Count lines holding the word "формирование". Only the number is wanted.

Exercise material –

------------------------------

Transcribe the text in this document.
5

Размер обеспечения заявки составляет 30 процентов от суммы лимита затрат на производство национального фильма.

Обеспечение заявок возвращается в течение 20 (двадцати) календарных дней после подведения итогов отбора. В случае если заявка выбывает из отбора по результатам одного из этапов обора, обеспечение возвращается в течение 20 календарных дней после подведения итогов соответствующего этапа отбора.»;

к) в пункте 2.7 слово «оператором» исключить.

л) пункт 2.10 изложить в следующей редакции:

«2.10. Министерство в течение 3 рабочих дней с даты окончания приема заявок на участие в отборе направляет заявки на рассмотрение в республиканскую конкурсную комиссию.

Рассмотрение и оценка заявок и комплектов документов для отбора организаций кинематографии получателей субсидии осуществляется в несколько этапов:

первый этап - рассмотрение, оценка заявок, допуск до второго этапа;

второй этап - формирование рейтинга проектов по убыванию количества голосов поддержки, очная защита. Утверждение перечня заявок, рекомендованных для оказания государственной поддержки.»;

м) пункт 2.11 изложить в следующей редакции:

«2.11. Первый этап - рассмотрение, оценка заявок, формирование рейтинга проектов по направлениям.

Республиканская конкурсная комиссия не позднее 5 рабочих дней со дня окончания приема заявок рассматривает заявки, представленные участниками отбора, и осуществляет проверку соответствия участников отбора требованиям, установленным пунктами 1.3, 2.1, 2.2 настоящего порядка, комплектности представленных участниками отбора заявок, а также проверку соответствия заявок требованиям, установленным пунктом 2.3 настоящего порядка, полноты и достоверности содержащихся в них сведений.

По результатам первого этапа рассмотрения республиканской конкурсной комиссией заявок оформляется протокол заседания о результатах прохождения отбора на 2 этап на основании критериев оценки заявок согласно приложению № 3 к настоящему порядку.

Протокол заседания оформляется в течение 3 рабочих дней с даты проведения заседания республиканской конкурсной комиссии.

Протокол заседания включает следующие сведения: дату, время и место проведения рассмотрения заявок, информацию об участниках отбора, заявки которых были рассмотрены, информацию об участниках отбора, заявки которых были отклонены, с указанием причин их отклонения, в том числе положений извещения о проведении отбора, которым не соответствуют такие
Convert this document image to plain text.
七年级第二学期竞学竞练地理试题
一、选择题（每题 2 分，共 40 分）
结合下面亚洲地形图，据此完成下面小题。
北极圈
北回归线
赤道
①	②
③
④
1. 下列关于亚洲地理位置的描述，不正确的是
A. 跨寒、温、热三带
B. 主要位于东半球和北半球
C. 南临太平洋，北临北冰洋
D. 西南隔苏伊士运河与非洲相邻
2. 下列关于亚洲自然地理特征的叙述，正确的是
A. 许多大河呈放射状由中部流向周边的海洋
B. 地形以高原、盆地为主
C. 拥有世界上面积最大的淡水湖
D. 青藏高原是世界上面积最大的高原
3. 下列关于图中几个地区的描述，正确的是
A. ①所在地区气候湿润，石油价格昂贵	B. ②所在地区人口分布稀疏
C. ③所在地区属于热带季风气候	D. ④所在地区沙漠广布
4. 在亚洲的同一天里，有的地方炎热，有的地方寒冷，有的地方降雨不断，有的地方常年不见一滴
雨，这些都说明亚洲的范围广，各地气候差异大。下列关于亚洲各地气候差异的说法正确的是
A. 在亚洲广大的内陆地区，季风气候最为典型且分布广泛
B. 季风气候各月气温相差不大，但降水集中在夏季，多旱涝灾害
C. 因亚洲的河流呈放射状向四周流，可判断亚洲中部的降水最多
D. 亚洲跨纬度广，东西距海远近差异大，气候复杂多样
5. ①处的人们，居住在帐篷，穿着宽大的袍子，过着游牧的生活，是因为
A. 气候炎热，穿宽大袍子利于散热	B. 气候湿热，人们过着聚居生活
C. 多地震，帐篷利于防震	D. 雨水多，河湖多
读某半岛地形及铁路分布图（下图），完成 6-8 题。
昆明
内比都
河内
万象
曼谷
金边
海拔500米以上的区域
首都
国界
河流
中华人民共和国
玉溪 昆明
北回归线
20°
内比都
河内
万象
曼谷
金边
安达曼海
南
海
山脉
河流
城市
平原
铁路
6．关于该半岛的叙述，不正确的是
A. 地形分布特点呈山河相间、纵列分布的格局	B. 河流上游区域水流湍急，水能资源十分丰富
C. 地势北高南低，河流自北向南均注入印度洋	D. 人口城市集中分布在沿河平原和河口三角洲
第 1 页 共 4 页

------------------------------

Output –
2